» **YOUR INSTRUCTIONS**
Your answer should hold all lines of the entries that include the word "noyer".

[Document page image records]
- - - - - - -

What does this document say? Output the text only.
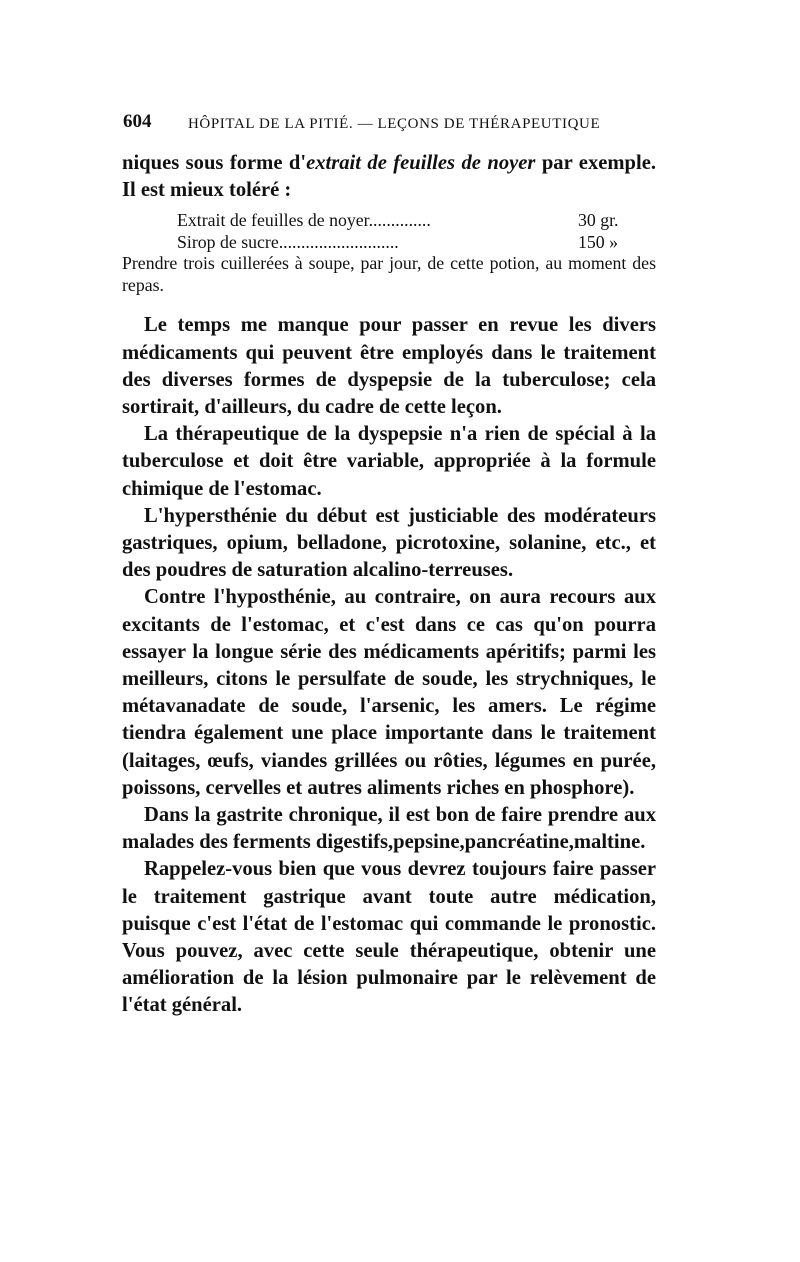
604 HÔPITAL DE LA PITIÉ. — LEÇONS DE THÉRAPEUTIQUE

niques sous forme d'extrait de feuilles de noyer par exemple. Il est mieux toléré :

Extrait de feuilles de noyer..............	30 gr.
Sirop de sucre...........................	150 »

Prendre trois cuillerées à soupe, par jour, de cette potion, au moment des repas.

Le temps me manque pour passer en revue les divers médicaments qui peuvent être employés dans le traitement des diverses formes de dyspepsie de la tuberculose; cela sortirait, d'ailleurs, du cadre de cette leçon.

La thérapeutique de la dyspepsie n'a rien de spécial à la tuberculose et doit être variable, appropriée à la formule chimique de l'estomac.

L'hypersthénie du début est justiciable des modérateurs gastriques, opium, belladone, picrotoxine, solanine, etc., et des poudres de saturation alcalino-terreuses.

Contre l'hyposthénie, au contraire, on aura recours aux excitants de l'estomac, et c'est dans ce cas qu'on pourra essayer la longue série des médicaments apéritifs; parmi les meilleurs, citons le persulfate de soude, les strychniques, le métavanadate de soude, l'arsenic, les amers. Le régime tiendra également une place importante dans le traitement (laitages, œufs, viandes grillées ou rôties, légumes en purée, poissons, cervelles et autres aliments riches en phosphore).

Dans la gastrite chronique, il est bon de faire prendre aux malades des ferments digestifs,pepsine,pancréatine,maltine.

Rappelez-vous bien que vous devrez toujours faire passer le traitement gastrique avant toute autre médication, puisque c'est l'état de l'estomac qui commande le pronostic. Vous pouvez, avec cette seule thérapeutique, obtenir une amélioration de la lésion pulmonaire par le relèvement de l'état général.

- - - - - - -

» **RESULT OF THE EXERCISE**
niques sous forme d'extrait de feuilles de noyer par exemple. Il est mieux toléré :
Extrait de feuilles de noyer..............	30 gr.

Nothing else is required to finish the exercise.